**Material for the task:**
start
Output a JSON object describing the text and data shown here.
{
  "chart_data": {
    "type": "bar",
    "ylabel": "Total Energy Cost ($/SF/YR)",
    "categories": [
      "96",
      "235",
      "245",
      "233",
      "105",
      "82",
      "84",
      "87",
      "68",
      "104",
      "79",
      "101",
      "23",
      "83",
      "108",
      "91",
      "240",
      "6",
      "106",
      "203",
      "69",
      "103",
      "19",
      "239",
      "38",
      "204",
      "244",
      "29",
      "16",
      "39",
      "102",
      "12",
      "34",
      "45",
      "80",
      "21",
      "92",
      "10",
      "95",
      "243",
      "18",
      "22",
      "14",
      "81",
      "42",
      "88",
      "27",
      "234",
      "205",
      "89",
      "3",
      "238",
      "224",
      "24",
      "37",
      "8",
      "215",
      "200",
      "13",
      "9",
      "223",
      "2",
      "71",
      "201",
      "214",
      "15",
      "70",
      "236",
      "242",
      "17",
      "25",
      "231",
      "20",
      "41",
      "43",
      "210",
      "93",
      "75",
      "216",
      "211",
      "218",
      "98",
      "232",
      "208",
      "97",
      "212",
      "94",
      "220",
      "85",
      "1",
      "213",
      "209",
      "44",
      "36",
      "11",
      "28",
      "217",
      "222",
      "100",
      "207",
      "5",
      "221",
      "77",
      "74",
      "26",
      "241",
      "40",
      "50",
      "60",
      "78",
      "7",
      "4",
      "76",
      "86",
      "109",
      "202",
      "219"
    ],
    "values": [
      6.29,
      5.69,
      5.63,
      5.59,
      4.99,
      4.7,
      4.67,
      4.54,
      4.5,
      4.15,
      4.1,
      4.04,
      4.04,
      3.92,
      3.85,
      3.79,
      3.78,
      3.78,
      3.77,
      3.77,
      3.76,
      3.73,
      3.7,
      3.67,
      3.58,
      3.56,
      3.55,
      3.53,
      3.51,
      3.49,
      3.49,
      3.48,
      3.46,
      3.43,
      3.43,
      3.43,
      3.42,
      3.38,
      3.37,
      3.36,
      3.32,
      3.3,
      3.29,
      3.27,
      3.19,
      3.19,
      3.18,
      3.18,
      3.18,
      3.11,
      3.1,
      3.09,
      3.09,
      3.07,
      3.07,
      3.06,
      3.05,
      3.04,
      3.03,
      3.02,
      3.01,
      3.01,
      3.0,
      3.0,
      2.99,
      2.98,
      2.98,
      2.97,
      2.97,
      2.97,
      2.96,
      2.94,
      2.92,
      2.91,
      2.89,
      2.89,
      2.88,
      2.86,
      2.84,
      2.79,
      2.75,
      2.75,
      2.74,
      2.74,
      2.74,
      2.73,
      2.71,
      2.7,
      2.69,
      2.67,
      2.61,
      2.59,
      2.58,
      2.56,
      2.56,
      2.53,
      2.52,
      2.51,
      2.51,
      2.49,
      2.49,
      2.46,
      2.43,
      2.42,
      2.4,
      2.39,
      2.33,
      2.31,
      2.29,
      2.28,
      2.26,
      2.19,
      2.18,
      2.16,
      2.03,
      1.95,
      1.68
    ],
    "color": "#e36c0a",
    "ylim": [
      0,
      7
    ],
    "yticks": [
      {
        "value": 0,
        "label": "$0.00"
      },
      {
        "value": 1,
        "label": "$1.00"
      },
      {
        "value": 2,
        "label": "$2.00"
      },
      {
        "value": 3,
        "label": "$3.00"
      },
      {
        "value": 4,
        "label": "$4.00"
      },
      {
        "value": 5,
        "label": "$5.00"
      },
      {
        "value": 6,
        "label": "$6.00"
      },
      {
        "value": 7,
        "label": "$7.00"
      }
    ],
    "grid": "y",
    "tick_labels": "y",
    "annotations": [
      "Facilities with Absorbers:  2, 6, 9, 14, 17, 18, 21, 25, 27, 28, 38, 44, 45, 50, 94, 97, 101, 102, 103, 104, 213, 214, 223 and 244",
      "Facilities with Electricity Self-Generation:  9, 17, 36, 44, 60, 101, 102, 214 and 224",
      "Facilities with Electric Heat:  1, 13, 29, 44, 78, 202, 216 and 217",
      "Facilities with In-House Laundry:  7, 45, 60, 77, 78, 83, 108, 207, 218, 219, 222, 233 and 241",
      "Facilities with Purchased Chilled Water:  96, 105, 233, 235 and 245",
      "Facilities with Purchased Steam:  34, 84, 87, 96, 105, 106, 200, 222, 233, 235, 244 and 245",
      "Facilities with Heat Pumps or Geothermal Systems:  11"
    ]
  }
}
end
start
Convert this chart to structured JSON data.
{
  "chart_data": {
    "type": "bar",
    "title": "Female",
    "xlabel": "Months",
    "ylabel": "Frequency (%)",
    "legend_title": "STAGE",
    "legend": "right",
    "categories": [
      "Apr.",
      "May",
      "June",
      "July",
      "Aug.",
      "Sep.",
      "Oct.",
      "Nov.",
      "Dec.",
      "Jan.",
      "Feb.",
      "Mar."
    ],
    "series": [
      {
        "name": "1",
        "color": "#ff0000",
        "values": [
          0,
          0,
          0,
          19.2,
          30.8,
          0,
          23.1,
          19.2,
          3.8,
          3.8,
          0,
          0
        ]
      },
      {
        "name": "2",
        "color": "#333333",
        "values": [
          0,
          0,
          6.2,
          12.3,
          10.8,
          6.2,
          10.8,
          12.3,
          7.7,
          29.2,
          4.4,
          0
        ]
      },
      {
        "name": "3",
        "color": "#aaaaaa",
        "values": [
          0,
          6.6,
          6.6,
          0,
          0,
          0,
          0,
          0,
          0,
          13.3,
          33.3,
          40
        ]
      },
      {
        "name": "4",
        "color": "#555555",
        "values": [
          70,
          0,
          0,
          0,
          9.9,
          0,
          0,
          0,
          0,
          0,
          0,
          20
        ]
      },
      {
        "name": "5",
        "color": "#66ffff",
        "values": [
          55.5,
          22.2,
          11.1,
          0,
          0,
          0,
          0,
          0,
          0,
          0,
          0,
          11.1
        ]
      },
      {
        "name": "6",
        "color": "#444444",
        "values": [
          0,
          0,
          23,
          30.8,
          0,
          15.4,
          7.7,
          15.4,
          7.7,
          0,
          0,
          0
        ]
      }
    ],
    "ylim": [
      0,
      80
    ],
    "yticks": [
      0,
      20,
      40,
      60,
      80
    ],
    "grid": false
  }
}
end
Among these entries, how many lines include the string "Facilities"? Reply with the number by itself.

7